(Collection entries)
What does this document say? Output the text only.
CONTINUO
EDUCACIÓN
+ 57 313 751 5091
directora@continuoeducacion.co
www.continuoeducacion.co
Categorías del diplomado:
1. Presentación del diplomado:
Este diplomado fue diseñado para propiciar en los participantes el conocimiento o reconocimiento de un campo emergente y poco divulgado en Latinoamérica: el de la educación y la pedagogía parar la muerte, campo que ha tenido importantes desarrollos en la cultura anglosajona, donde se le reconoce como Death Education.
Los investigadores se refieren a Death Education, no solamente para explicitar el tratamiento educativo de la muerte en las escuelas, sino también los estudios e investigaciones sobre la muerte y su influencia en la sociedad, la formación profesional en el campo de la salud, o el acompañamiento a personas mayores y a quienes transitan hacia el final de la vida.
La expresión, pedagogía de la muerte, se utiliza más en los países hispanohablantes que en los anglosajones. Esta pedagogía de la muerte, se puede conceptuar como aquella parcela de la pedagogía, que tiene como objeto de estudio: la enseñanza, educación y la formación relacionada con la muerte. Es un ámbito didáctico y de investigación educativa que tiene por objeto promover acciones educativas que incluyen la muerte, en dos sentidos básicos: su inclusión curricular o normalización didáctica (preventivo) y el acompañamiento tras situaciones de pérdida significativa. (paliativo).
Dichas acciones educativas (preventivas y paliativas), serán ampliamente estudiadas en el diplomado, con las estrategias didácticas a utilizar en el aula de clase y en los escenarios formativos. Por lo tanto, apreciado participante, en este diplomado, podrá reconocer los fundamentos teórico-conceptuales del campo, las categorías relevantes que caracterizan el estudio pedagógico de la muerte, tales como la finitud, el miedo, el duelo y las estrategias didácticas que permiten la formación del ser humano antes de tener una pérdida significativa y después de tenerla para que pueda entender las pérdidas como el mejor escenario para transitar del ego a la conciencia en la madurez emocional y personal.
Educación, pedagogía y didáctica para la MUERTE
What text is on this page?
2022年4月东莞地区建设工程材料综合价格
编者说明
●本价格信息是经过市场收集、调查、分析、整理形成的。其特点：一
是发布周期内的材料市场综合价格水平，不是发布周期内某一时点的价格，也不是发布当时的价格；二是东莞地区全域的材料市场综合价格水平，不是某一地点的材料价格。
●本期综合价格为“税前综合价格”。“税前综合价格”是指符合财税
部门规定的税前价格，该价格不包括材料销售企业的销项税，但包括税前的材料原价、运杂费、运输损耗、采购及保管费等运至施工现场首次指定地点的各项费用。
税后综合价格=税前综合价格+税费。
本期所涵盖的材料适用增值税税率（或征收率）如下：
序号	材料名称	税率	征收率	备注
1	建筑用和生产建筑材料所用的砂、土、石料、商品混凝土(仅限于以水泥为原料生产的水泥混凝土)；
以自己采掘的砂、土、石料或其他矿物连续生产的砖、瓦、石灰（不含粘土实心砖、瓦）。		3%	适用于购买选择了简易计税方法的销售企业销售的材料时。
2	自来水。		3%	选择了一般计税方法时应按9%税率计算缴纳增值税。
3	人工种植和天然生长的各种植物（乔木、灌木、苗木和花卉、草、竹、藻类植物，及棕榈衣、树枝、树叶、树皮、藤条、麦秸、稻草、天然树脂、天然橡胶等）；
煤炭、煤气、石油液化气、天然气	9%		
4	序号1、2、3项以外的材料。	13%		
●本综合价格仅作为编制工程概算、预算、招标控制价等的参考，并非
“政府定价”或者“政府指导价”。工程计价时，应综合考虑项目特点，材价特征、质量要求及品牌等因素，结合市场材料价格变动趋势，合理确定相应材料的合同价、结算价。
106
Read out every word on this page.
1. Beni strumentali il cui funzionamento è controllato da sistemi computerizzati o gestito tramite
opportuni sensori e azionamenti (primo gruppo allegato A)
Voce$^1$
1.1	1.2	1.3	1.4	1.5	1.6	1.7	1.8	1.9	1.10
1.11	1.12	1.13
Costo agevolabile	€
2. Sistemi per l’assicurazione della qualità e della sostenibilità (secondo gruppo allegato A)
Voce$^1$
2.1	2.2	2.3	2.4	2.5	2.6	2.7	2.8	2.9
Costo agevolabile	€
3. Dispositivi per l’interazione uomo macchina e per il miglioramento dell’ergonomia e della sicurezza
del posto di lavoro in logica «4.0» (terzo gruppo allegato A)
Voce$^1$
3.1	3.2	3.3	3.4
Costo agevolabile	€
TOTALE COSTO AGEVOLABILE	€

**Task**
Each line from the one containing "What text is on this page?" to the final line of the entries above must be returned exactly, and no other line may appear.

**Correct answer**
What text is on this page?
2022年4月东莞地区建设工程材料综合价格
编者说明
●本价格信息是经过市场收集、调查、分析、整理形成的。其特点：一
是发布周期内的材料市场综合价格水平，不是发布周期内某一时点的价格，也不是发布当时的价格；二是东莞地区全域的材料市场综合价格水平，不是某一地点的材料价格。
●本期综合价格为“税前综合价格”。“税前综合价格”是指符合财税
部门规定的税前价格，该价格不包括材料销售企业的销项税，但包括税前的材料原价、运杂费、运输损耗、采购及保管费等运至施工现场首次指定地点的各项费用。
税后综合价格=税前综合价格+税费。
本期所涵盖的材料适用增值税税率（或征收率）如下：
序号	材料名称	税率	征收率	备注
1	建筑用和生产建筑材料所用的砂、土、石料、商品混凝土(仅限于以水泥为原料生产的水泥混凝土)；
以自己采掘的砂、土、石料或其他矿物连续生产的砖、瓦、石灰（不含粘土实心砖、瓦）。		3%	适用于购买选择了简易计税方法的销售企业销售的材料时。
2	自来水。		3%	选择了一般计税方法时应按9%税率计算缴纳增值税。
3	人工种植和天然生长的各种植物（乔木、灌木、苗木和花卉、草、竹、藻类植物，及棕榈衣、树枝、树叶、树皮、藤条、麦秸、稻草、天然树脂、天然橡胶等）；
煤炭、煤气、石油液化气、天然气	9%		
4	序号1、2、3项以外的材料。	13%		
●本综合价格仅作为编制工程概算、预算、招标控制价等的参考，并非
“政府定价”或者“政府指导价”。工程计价时，应综合考虑项目特点，材价特征、质量要求及品牌等因素，结合市场材料价格变动趋势，合理确定相应材料的合同价、结算价。
106
Read out every word on this page.
1. Beni strumentali il cui funzionamento è controllato da sistemi computerizzati o gestito tramite
opportuni sensori e azionamenti (primo gruppo allegato A)
Voce$^1$
1.1	1.2	1.3	1.4	1.5	1.6	1.7	1.8	1.9	1.10
1.11	1.12	1.13
Costo agevolabile	€
2. Sistemi per l’assicurazione della qualità e della sostenibilità (secondo gruppo allegato A)
Voce$^1$
2.1	2.2	2.3	2.4	2.5	2.6	2.7	2.8	2.9
Costo agevolabile	€
3. Dispositivi per l’interazione uomo macchina e per il miglioramento dell’ergonomia e della sicurezza
del posto di lavoro in logica «4.0» (terzo gruppo allegato A)
Voce$^1$
3.1	3.2	3.3	3.4
Costo agevolabile	€
TOTALE COSTO AGEVOLABILE	€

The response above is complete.